*Brief*.
Gather from the material every line that contains the string "glyph".

* start Dataset records *

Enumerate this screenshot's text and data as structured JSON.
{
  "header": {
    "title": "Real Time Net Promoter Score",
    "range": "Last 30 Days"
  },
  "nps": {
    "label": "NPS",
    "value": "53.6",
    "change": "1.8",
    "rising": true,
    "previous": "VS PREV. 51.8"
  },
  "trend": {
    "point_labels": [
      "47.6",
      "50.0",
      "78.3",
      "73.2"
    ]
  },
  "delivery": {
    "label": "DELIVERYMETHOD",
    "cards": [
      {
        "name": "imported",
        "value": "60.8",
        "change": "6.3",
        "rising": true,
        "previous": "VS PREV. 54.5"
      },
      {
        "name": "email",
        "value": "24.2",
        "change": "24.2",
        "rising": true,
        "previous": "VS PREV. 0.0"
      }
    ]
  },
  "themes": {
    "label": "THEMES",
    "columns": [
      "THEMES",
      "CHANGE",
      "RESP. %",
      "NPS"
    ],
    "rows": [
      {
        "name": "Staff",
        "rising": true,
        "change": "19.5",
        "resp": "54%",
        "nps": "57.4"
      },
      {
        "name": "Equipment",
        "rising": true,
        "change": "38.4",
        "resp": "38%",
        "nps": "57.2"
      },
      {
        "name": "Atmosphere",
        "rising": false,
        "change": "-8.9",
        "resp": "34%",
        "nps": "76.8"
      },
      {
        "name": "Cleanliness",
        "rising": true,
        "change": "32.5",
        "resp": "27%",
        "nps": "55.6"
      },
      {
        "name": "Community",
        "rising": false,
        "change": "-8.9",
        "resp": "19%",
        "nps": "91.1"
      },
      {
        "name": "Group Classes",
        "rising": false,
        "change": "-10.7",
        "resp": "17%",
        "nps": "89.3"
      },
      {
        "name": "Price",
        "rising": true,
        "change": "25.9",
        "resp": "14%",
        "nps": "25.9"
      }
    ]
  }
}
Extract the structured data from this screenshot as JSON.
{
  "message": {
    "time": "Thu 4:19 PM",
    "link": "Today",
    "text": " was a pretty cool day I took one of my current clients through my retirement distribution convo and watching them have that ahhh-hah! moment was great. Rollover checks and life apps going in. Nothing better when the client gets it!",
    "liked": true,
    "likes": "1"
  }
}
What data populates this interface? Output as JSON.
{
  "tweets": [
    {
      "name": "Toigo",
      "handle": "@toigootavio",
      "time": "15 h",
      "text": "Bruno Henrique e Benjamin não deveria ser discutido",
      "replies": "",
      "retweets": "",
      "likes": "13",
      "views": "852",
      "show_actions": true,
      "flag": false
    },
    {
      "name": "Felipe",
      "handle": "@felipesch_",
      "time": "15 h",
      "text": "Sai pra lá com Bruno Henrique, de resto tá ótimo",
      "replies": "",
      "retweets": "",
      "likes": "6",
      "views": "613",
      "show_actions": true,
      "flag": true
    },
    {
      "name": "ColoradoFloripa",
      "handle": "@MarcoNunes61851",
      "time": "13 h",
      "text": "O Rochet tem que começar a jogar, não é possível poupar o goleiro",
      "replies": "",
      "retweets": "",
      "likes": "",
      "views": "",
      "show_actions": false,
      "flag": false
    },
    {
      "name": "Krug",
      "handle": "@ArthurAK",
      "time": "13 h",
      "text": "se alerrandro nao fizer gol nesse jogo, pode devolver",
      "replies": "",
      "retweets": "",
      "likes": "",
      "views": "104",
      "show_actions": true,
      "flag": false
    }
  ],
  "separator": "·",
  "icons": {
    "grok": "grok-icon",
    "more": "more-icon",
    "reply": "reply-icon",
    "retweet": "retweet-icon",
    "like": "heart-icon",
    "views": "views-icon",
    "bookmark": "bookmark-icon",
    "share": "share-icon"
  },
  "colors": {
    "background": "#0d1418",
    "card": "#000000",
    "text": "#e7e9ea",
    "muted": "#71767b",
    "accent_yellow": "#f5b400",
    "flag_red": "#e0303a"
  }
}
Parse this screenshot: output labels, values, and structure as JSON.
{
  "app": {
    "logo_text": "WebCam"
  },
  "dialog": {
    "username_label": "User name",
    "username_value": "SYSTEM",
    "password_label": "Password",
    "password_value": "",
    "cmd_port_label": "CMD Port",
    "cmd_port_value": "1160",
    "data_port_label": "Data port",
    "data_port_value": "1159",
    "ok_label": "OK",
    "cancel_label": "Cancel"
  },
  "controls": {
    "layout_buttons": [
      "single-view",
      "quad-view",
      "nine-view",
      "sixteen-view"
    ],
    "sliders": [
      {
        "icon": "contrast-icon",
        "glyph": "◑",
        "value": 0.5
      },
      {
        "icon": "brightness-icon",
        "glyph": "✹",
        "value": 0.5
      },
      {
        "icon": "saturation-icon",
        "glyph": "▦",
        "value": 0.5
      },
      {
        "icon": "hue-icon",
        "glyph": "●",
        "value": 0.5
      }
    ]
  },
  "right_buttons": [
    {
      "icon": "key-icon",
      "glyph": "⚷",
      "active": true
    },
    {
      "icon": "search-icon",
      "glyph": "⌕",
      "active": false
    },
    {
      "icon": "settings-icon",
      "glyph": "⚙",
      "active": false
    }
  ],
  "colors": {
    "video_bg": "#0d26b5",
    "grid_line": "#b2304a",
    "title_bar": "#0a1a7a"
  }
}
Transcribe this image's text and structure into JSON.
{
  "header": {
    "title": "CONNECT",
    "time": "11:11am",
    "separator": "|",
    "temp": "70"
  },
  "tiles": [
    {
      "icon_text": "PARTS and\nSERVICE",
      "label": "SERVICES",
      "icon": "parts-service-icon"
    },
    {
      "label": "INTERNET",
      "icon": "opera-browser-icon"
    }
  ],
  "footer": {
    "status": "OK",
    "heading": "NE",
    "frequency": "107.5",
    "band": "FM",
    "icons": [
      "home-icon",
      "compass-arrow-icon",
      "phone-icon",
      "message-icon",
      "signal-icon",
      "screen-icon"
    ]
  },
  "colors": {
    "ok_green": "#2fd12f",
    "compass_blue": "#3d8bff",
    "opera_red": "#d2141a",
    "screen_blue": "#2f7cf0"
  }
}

* end Dataset records *

*Complete output*.
        "glyph": "◑",
        "glyph": "✹",
        "glyph": "▦",
        "glyph": "●",
      "glyph": "⚷",
      "glyph": "⌕",
      "glyph": "⚙",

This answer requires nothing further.